> Stored rows:

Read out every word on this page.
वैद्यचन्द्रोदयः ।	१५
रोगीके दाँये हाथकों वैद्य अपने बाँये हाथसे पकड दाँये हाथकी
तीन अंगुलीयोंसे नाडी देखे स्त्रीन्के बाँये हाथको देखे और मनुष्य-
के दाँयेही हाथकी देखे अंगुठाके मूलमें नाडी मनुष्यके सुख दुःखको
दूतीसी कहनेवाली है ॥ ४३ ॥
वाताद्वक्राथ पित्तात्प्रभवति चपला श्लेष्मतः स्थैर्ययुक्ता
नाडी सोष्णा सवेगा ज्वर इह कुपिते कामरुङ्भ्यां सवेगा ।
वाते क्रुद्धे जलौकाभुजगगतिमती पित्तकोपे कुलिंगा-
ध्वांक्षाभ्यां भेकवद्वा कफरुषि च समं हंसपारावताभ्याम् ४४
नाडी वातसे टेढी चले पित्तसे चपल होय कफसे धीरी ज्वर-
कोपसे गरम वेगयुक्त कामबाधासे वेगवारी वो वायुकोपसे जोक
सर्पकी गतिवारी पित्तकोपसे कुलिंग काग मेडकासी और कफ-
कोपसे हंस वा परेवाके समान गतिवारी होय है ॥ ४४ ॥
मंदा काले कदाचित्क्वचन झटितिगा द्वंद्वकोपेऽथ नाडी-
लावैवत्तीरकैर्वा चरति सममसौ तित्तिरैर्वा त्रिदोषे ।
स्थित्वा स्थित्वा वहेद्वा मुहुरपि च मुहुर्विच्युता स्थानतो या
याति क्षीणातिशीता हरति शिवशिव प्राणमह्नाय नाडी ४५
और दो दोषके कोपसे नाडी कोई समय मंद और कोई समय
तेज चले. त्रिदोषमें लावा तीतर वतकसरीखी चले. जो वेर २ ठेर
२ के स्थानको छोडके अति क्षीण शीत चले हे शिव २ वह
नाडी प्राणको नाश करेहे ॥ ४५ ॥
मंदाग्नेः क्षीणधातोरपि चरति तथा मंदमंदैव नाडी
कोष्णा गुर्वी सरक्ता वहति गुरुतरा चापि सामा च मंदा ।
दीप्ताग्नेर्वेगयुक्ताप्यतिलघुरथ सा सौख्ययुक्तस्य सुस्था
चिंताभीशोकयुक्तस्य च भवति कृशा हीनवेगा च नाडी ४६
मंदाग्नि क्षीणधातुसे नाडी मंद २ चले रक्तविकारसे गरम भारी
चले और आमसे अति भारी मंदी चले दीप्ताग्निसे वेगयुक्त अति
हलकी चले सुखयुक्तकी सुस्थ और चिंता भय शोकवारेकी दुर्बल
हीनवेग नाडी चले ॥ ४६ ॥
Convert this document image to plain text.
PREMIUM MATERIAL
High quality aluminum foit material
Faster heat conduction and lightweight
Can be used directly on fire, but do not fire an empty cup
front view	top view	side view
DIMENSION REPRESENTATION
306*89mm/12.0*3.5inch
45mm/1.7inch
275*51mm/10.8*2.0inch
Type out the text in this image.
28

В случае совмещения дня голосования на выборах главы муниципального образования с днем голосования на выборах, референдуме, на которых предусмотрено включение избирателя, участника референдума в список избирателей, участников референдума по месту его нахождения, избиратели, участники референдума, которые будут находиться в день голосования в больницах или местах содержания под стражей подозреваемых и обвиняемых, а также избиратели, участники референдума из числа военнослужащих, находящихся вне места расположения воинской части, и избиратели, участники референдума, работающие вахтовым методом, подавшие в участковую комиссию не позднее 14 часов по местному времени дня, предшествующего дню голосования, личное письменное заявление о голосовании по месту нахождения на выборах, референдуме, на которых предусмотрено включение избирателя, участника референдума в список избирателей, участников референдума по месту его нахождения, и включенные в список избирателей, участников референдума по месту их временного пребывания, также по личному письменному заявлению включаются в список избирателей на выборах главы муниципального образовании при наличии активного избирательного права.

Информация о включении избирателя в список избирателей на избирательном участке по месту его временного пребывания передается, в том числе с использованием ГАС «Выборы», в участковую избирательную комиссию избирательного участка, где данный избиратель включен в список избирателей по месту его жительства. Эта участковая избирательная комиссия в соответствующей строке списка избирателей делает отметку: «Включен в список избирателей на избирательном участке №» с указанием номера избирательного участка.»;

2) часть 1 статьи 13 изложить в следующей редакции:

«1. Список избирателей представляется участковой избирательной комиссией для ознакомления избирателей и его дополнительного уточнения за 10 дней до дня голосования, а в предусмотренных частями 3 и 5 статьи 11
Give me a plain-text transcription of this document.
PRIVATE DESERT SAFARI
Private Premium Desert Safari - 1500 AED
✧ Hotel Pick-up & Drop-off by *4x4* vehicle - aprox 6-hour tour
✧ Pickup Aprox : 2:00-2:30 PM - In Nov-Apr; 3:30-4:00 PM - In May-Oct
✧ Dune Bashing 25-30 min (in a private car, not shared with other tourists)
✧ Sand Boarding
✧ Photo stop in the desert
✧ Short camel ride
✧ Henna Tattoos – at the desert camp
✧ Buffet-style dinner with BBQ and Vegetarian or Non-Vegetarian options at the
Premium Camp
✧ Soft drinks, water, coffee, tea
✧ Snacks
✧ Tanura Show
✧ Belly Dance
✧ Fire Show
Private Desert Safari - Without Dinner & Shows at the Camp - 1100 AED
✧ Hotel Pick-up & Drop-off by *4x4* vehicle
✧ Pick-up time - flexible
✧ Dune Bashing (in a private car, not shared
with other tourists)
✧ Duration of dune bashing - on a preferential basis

> Aim of the exercise: List every line in the records above that contains the word "tourists".

> Expected answer:
✧ Dune Bashing 25-30 min (in a private car, not shared with other tourists)
with other tourists)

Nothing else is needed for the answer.